Instructions to follow:
Pull every line containing the word "части" from the records.

Exercise materials:
+++

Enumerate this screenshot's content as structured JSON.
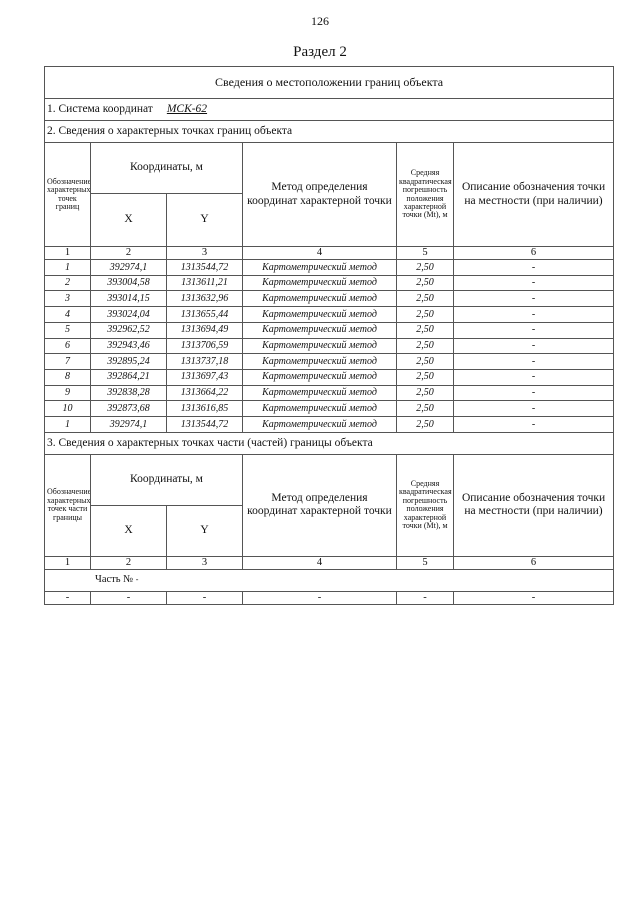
{
  "page_number": "126",
  "section_title": "Раздел 2",
  "table_title": "Сведения о местоположении границ объекта",
  "coord_system": {
    "label": "1. Система координат",
    "value": "МСК-62"
  },
  "section2": {
    "title": "2. Сведения о характерных точках границ объекта",
    "headers": {
      "col1": "Обозначение характерных точек границ",
      "coords": "Координаты, м",
      "x": "X",
      "y": "Y",
      "method": "Метод определения координат характерной точки",
      "accuracy": "Средняя квадратическая погрешность положения характерной точки (Mt), м",
      "description": "Описание обозначения точки на местности (при наличии)"
    },
    "col_numbers": [
      "1",
      "2",
      "3",
      "4",
      "5",
      "6"
    ],
    "rows": [
      [
        "1",
        "392974,1",
        "1313544,72",
        "Картометрический метод",
        "2,50",
        "-"
      ],
      [
        "2",
        "393004,58",
        "1313611,21",
        "Картометрический метод",
        "2,50",
        "-"
      ],
      [
        "3",
        "393014,15",
        "1313632,96",
        "Картометрический метод",
        "2,50",
        "-"
      ],
      [
        "4",
        "393024,04",
        "1313655,44",
        "Картометрический метод",
        "2,50",
        "-"
      ],
      [
        "5",
        "392962,52",
        "1313694,49",
        "Картометрический метод",
        "2,50",
        "-"
      ],
      [
        "6",
        "392943,46",
        "1313706,59",
        "Картометрический метод",
        "2,50",
        "-"
      ],
      [
        "7",
        "392895,24",
        "1313737,18",
        "Картометрический метод",
        "2,50",
        "-"
      ],
      [
        "8",
        "392864,21",
        "1313697,43",
        "Картометрический метод",
        "2,50",
        "-"
      ],
      [
        "9",
        "392838,28",
        "1313664,22",
        "Картометрический метод",
        "2,50",
        "-"
      ],
      [
        "10",
        "392873,68",
        "1313616,85",
        "Картометрический метод",
        "2,50",
        "-"
      ],
      [
        "1",
        "392974,1",
        "1313544,72",
        "Картометрический метод",
        "2,50",
        "-"
      ]
    ]
  },
  "section3": {
    "title": "3. Сведения о характерных точках части (частей) границы объекта",
    "headers": {
      "col1": "Обозначение характерных точек части границы",
      "coords": "Координаты, м",
      "x": "X",
      "y": "Y",
      "method": "Метод определения координат характерной точки",
      "accuracy": "Средняя квадратическая погрешность положения характерной точки (Mt), м",
      "description": "Описание обозначения точки на местности (при наличии)"
    },
    "col_numbers": [
      "1",
      "2",
      "3",
      "4",
      "5",
      "6"
    ],
    "part_label": "Часть №",
    "part_value": "-",
    "rows": [
      [
        "-",
        "-",
        "-",
        "-",
        "-",
        "-"
      ]
    ]
  }
}
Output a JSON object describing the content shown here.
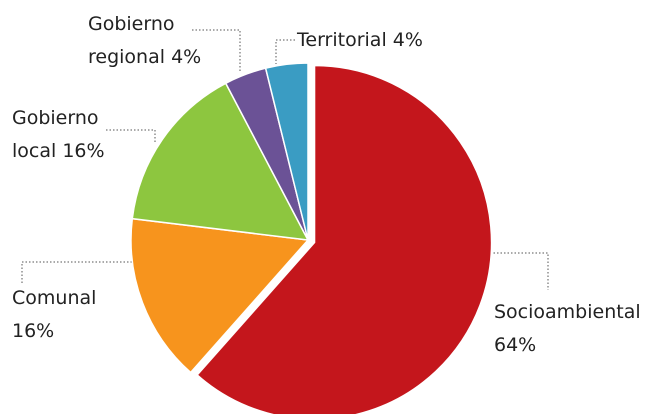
{
  "chart_data": {
    "type": "pie",
    "categories": [
      "Socioambiental",
      "Comunal",
      "Gobierno local",
      "Gobierno regional",
      "Territorial"
    ],
    "values": [
      64,
      16,
      16,
      4,
      4
    ],
    "value_labels": [
      "64%",
      "16%",
      "16%",
      "4%",
      "4%"
    ],
    "colors": [
      "#c4161c",
      "#f7941d",
      "#8dc63f",
      "#6b5296",
      "#3a9cc3"
    ]
  }
}
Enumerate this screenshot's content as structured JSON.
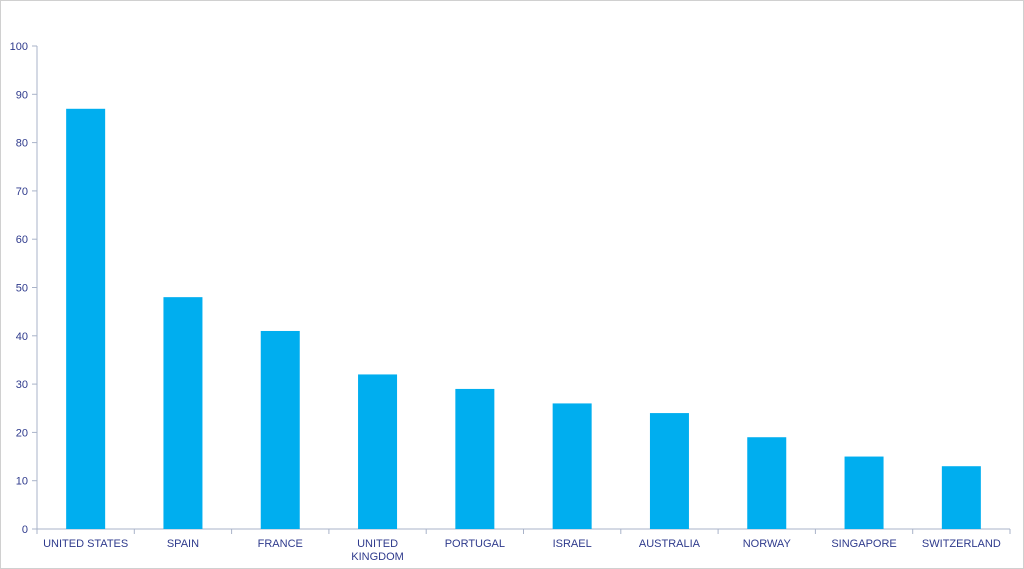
{
  "chart_data": {
    "type": "bar",
    "categories": [
      "UNITED STATES",
      "SPAIN",
      "FRANCE",
      "UNITED KINGDOM",
      "PORTUGAL",
      "ISRAEL",
      "AUSTRALIA",
      "NORWAY",
      "SINGAPORE",
      "SWITZERLAND"
    ],
    "values": [
      87,
      48,
      41,
      32,
      29,
      26,
      24,
      19,
      15,
      13
    ],
    "color": "#00aeef",
    "ylim": [
      0,
      100
    ],
    "yticks": [
      0,
      10,
      20,
      30,
      40,
      50,
      60,
      70,
      80,
      90,
      100
    ],
    "grid": false
  }
}
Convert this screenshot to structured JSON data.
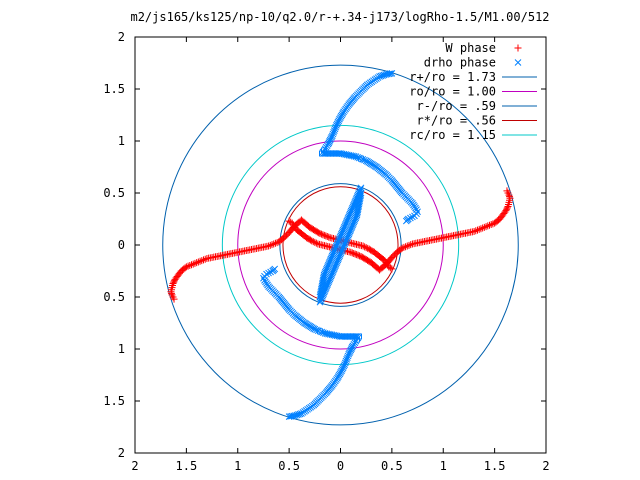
{
  "chart_data": {
    "type": "scatter",
    "title": "m2/js165/ks125/np-10/q2.0/r-+.34-j173/logRho-1.5/M1.00/512",
    "xlabel": "",
    "ylabel": "",
    "xlim": [
      -2,
      2
    ],
    "ylim": [
      -2,
      2
    ],
    "xticks": [
      -2,
      -1.5,
      -1,
      -0.5,
      0,
      0.5,
      1,
      1.5,
      2
    ],
    "yticks": [
      -2,
      -1.5,
      -1,
      -0.5,
      0,
      0.5,
      1,
      1.5,
      2
    ],
    "xtick_labels": [
      "2",
      "1.5",
      "1",
      "0.5",
      "0",
      "0.5",
      "1",
      "1.5",
      "2"
    ],
    "ytick_labels": [
      "2",
      "1.5",
      "1",
      "0.5",
      "0",
      "0.5",
      "1",
      "1.5",
      "2"
    ],
    "grid": false,
    "legend_position": "top-right",
    "legend": [
      {
        "label": "W phase",
        "color": "#ff0000",
        "marker": "plus"
      },
      {
        "label": "drho phase",
        "color": "#0080ff",
        "marker": "cross"
      },
      {
        "label": "r+/ro = 1.73",
        "color": "#0060ad",
        "marker": "line"
      },
      {
        "label": "ro/ro = 1.00",
        "color": "#c000c0",
        "marker": "line"
      },
      {
        "label": "r-/ro = .59",
        "color": "#0060ad",
        "marker": "line"
      },
      {
        "label": "r*/ro = .56",
        "color": "#c00000",
        "marker": "line"
      },
      {
        "label": "rc/ro = 1.15",
        "color": "#00c8c8",
        "marker": "line"
      }
    ],
    "circles": [
      {
        "name": "r+/ro = 1.73",
        "r": 1.73,
        "color": "#0060ad"
      },
      {
        "name": "ro/ro = 1.00",
        "r": 1.0,
        "color": "#c000c0"
      },
      {
        "name": "r-/ro = .59",
        "r": 0.59,
        "color": "#0060ad"
      },
      {
        "name": "r*/ro = .56",
        "r": 0.56,
        "color": "#c00000"
      },
      {
        "name": "rc/ro = 1.15",
        "r": 1.15,
        "color": "#00c8c8"
      }
    ],
    "series": [
      {
        "name": "W phase",
        "color": "#ff0000",
        "marker": "plus",
        "x": [
          -0.5,
          -0.47,
          -0.43,
          -0.38,
          -0.33,
          -0.28,
          -0.22,
          -0.14,
          -0.06,
          0.02,
          0.1,
          0.2,
          0.3,
          0.38,
          0.45,
          0.5,
          0.55,
          0.6,
          0.65,
          0.7,
          0.75,
          0.8,
          0.85,
          0.9,
          0.95,
          1.0,
          1.05,
          1.1,
          1.15,
          1.2,
          1.25,
          1.3,
          1.35,
          1.4,
          1.45,
          1.5,
          1.55,
          1.58,
          1.61,
          1.63,
          1.64,
          1.65,
          1.64,
          1.63,
          1.62,
          0.5,
          0.47,
          0.43,
          0.38,
          0.33,
          0.28,
          0.22,
          0.14,
          0.06,
          -0.02,
          -0.1,
          -0.2,
          -0.3,
          -0.38,
          -0.45,
          -0.5,
          -0.55,
          -0.6,
          -0.65,
          -0.7,
          -0.75,
          -0.8,
          -0.85,
          -0.9,
          -0.95,
          -1.0,
          -1.05,
          -1.1,
          -1.15,
          -1.2,
          -1.25,
          -1.3,
          -1.35,
          -1.4,
          -1.45,
          -1.5,
          -1.55,
          -1.58,
          -1.61,
          -1.63,
          -1.64,
          -1.65,
          -1.64,
          -1.63,
          -1.62
        ],
        "y": [
          0.23,
          0.21,
          0.15,
          0.11,
          0.07,
          0.04,
          0.01,
          -0.01,
          -0.03,
          -0.05,
          -0.07,
          -0.11,
          -0.17,
          -0.24,
          -0.18,
          -0.12,
          -0.07,
          -0.03,
          -0.01,
          0.01,
          0.02,
          0.03,
          0.04,
          0.05,
          0.06,
          0.07,
          0.08,
          0.09,
          0.1,
          0.11,
          0.12,
          0.13,
          0.15,
          0.17,
          0.19,
          0.21,
          0.25,
          0.29,
          0.33,
          0.37,
          0.41,
          0.45,
          0.48,
          0.5,
          0.52,
          -0.23,
          -0.21,
          -0.15,
          -0.11,
          -0.07,
          -0.04,
          -0.01,
          0.01,
          0.03,
          0.05,
          0.07,
          0.11,
          0.17,
          0.24,
          0.18,
          0.12,
          0.07,
          0.03,
          0.01,
          -0.01,
          -0.02,
          -0.03,
          -0.04,
          -0.05,
          -0.06,
          -0.07,
          -0.08,
          -0.09,
          -0.1,
          -0.11,
          -0.12,
          -0.13,
          -0.15,
          -0.17,
          -0.19,
          -0.21,
          -0.25,
          -0.29,
          -0.33,
          -0.37,
          -0.41,
          -0.45,
          -0.48,
          -0.5,
          -0.52
        ]
      },
      {
        "name": "drho phase",
        "color": "#0080ff",
        "marker": "cross",
        "x": [
          0.5,
          0.44,
          0.38,
          0.32,
          0.26,
          0.2,
          0.14,
          0.08,
          0.03,
          -0.01,
          -0.04,
          -0.06,
          -0.08,
          -0.1,
          -0.12,
          -0.14,
          -0.16,
          -0.18,
          0.0,
          0.05,
          0.1,
          0.15,
          0.2,
          0.25,
          0.3,
          0.35,
          0.4,
          0.45,
          0.5,
          0.55,
          0.6,
          0.65,
          0.7,
          0.72,
          0.74,
          0.75,
          0.74,
          0.72,
          0.7,
          0.68,
          0.66,
          0.65,
          0.64,
          0.2,
          0.17,
          0.14,
          0.11,
          0.08,
          0.05,
          0.02,
          -0.01,
          -0.04,
          -0.07,
          -0.1,
          -0.13,
          -0.16,
          -0.2,
          -0.5,
          -0.44,
          -0.38,
          -0.32,
          -0.26,
          -0.2,
          -0.14,
          -0.08,
          -0.03,
          0.01,
          0.04,
          0.06,
          0.08,
          0.1,
          0.12,
          0.14,
          0.16,
          0.18,
          0.0,
          -0.05,
          -0.1,
          -0.15,
          -0.2,
          -0.25,
          -0.3,
          -0.35,
          -0.4,
          -0.45,
          -0.5,
          -0.55,
          -0.6,
          -0.65,
          -0.7,
          -0.72,
          -0.74,
          -0.75,
          -0.74,
          -0.72,
          -0.7,
          -0.68,
          -0.66,
          -0.65,
          -0.64,
          -0.2,
          -0.17,
          -0.14,
          -0.11,
          -0.08,
          -0.05,
          -0.02,
          0.01,
          0.04,
          0.07,
          0.1,
          0.13,
          0.16,
          0.2
        ],
        "y": [
          1.65,
          1.64,
          1.62,
          1.58,
          1.54,
          1.48,
          1.42,
          1.35,
          1.28,
          1.21,
          1.15,
          1.1,
          1.05,
          1.01,
          0.97,
          0.94,
          0.91,
          0.88,
          0.88,
          0.87,
          0.86,
          0.85,
          0.83,
          0.81,
          0.78,
          0.75,
          0.71,
          0.67,
          0.62,
          0.56,
          0.5,
          0.45,
          0.4,
          0.37,
          0.34,
          0.32,
          0.3,
          0.28,
          0.27,
          0.26,
          0.25,
          0.24,
          0.23,
          0.55,
          0.48,
          0.41,
          0.34,
          0.27,
          0.2,
          0.13,
          0.06,
          -0.01,
          -0.08,
          -0.15,
          -0.22,
          -0.29,
          -0.5,
          -1.65,
          -1.64,
          -1.62,
          -1.58,
          -1.54,
          -1.48,
          -1.42,
          -1.35,
          -1.28,
          -1.21,
          -1.15,
          -1.1,
          -1.05,
          -1.01,
          -0.97,
          -0.94,
          -0.91,
          -0.88,
          -0.88,
          -0.87,
          -0.86,
          -0.85,
          -0.83,
          -0.81,
          -0.78,
          -0.75,
          -0.71,
          -0.67,
          -0.62,
          -0.56,
          -0.5,
          -0.45,
          -0.4,
          -0.37,
          -0.34,
          -0.32,
          -0.3,
          -0.28,
          -0.27,
          -0.26,
          -0.25,
          -0.24,
          -0.23,
          -0.55,
          -0.48,
          -0.41,
          -0.34,
          -0.27,
          -0.2,
          -0.13,
          -0.06,
          0.01,
          0.08,
          0.15,
          0.22,
          0.29,
          0.5
        ]
      }
    ]
  }
}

+++

Result for this task:
    "title": "3. Сведения о характерных точках части (частей) границы объекта",
      "col1": "Обозначение характерных точек части границы",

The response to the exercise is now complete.